:: INSTRUÇÃO 1 ::
No texto sobre Panidrom, reescreva o trecho que começa com as palavras "Panidrom é uma" e termina com "fazedores de gifs.", trocando "atores" por "intérpretes".

:: TEXTO FORNECIDO ::

━━━

Utopia, animalidade,
desastre e testemunho estão em Panidrom,
todas as remoções numa só.
Panidrom é uma peça de trajeto, as cenas
acontecem se formos atrás delas, como é habitual em companhias como o Teatro da
Vertigem (BR3, Bom Retiro 958 metros) e a cia. São Jorge de Variedades (Barofonda).
São dez atores em cena, seis músicos, um carro, mais diretores e dramaturgos,
captadores de áudio e vídeo, iluminadores, fotógrafos, fazedores de gifs.
Para a
construção de uma represa, um bairro será alagado. Seus moradores serão
removidos e outros bairros do entorno já estão embaixo d’água. Um time padrão
de desgraçados, crianças sem família, mendigos, loucos, prostitutas, usuários
de drogas, famílias incompletas e gente sozinha dentro e fora das barrigas são
atraídos e guiados a uma terra de promessa, seu nome é Panidrom.
Dentre os
integrantes da peça está gente que vem testando a rua como suporte e objeto, como
experimentação de formas de viver, saber, fazer e prazer. Gente como as artistas
visuais Cassia Lyrio, Gaya Rachel e Brenno de Castro e os músicos Guilherme da Mata e Renan
Montuno. Um stêncil de Cassia e Gaya que é encontrável pelas ruas do Rio traz
duas mulheres de mãos dadas, pretas, velhas e pobres, cada uma com um facão na
mão. Estão prontas e não têm medo. Essas duas mulheres estão também nos muros
da Praia Vermelha. Marenka, uma das personagens da peça, poderia ser uma delas.

━━━

:: ENTRADAS FORNECIDAS ::

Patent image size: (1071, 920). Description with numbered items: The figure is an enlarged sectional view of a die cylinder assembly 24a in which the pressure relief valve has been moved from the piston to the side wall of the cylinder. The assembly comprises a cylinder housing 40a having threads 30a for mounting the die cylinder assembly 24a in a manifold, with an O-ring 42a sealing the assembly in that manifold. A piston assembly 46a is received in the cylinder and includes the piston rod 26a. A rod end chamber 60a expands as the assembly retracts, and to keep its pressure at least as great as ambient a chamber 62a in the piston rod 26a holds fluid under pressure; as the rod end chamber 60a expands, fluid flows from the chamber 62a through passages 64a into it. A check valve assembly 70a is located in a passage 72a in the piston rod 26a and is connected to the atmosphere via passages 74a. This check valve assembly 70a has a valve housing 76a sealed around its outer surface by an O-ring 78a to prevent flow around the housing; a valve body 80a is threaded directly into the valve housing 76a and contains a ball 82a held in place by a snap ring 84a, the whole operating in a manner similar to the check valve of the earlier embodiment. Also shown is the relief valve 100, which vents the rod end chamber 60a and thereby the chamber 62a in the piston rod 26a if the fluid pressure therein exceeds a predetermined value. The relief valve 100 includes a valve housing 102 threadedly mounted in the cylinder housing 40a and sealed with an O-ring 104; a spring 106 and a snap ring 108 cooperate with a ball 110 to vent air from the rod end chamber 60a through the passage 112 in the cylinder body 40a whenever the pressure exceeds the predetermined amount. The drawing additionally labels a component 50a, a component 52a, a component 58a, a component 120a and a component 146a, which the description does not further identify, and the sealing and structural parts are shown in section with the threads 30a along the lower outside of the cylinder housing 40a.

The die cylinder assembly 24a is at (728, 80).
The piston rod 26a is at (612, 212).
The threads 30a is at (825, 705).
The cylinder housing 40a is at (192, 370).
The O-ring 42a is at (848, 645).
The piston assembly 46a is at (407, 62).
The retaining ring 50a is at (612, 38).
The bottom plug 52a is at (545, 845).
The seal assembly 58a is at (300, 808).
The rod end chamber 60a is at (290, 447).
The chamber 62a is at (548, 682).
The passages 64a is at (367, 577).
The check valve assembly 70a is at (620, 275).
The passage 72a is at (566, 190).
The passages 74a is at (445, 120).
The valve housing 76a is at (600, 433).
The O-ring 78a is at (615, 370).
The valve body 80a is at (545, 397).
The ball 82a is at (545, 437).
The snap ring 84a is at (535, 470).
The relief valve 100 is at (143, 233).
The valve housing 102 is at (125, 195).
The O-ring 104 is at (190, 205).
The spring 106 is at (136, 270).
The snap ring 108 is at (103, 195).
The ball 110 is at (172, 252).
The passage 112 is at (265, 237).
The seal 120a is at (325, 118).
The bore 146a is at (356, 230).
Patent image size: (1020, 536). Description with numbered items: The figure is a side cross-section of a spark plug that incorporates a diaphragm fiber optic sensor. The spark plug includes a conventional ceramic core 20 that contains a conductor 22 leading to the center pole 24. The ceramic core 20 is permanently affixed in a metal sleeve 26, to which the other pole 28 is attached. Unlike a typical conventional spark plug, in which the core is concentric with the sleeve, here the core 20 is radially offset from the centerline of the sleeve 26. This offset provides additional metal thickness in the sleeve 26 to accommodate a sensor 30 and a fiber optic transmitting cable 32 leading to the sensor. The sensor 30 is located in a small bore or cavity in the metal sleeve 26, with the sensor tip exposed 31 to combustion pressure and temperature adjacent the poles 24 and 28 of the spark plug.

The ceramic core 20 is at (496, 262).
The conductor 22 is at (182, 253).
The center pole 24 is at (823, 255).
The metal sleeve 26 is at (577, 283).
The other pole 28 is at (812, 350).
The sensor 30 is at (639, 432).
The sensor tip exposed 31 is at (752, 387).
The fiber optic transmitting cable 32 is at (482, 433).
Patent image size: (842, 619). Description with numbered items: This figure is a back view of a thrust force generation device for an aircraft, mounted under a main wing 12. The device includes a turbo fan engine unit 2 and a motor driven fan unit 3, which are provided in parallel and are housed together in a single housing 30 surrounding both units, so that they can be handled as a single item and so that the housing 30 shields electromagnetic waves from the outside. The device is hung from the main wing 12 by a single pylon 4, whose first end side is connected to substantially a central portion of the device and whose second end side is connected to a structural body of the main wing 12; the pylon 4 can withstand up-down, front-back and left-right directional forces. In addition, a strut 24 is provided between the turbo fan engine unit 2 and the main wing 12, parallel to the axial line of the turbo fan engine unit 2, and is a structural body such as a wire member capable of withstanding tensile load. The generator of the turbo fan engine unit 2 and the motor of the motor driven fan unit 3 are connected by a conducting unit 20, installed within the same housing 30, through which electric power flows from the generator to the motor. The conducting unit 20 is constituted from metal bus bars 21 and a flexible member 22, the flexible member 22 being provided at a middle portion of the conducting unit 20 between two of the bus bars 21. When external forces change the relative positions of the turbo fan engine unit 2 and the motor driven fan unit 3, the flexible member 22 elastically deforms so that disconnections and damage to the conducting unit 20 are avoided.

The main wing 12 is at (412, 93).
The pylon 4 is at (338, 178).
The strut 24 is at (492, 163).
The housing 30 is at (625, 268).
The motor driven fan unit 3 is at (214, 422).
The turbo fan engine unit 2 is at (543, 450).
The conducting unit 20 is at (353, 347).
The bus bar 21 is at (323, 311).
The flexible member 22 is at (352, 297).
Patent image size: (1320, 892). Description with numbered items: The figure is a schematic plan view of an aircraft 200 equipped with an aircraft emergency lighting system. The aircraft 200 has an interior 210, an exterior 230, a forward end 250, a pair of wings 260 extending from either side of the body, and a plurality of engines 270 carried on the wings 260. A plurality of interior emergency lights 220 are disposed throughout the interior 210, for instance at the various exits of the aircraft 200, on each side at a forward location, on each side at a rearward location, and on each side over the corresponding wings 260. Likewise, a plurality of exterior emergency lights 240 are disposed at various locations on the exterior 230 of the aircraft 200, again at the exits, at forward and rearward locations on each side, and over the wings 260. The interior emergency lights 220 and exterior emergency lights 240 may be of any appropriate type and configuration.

━━━

:: INSTRUÇÃO 2 ::
Transforme em lista numerada as linhas das entradas, do início das entradas até a linha que contém "The piston assembly 46a is at (407, 62).", incluindo essa linha e omitindo as linhas em branco.

:: RESPOSTA ESCRITA 1 ::
Panidrom é uma peça de trajeto, as cenas
acontecem se formos atrás delas, como é habitual em companhias como o Teatro da
Vertigem (BR3, Bom Retiro 958 metros) e a cia. São Jorge de Variedades (Barofonda).
São dez intérpretes em cena, seis músicos, um carro, mais diretores e dramaturgos,
captadores de áudio e vídeo, iluminadores, fotógrafos, fazedores de gifs.

:: RESPOSTA ESCRITA 2 ::
1. Patent image size: (1071, 920). Description with numbered items: The figure is an enlarged sectional view of a die cylinder assembly 24a in which the pressure relief valve has been moved from the piston to the side wall of the cylinder. The assembly comprises a cylinder housing 40a having threads 30a for mounting the die cylinder assembly 24a in a manifold, with an O-ring 42a sealing the assembly in that manifold. A piston assembly 46a is received in the cylinder and includes the piston rod 26a. A rod end chamber 60a expands as the assembly retracts, and to keep its pressure at least as great as ambient a chamber 62a in the piston rod 26a holds fluid under pressure; as the rod end chamber 60a expands, fluid flows from the chamber 62a through passages 64a into it. A check valve assembly 70a is located in a passage 72a in the piston rod 26a and is connected to the atmosphere via passages 74a. This check valve assembly 70a has a valve housing 76a sealed around its outer surface by an O-ring 78a to prevent flow around the housing; a valve body 80a is threaded directly into the valve housing 76a and contains a ball 82a held in place by a snap ring 84a, the whole operating in a manner similar to the check valve of the earlier embodiment. Also shown is the relief valve 100, which vents the rod end chamber 60a and thereby the chamber 62a in the piston rod 26a if the fluid pressure therein exceeds a predetermined value. The relief valve 100 includes a valve housing 102 threadedly mounted in the cylinder housing 40a and sealed with an O-ring 104; a spring 106 and a snap ring 108 cooperate with a ball 110 to vent air from the rod end chamber 60a through the passage 112 in the cylinder body 40a whenever the pressure exceeds the predetermined amount. The drawing additionally labels a component 50a, a component 52a, a component 58a, a component 120a and a component 146a, which the description does not further identify, and the sealing and structural parts are shown in section with the threads 30a along the lower outside of the cylinder housing 40a.
2. The die cylinder assembly 24a is at (728, 80).
3. The piston rod 26a is at (612, 212).
4. The threads 30a is at (825, 705).
5. The cylinder housing 40a is at (192, 370).
6. The O-ring 42a is at (848, 645).
7. The piston assembly 46a is at (407, 62).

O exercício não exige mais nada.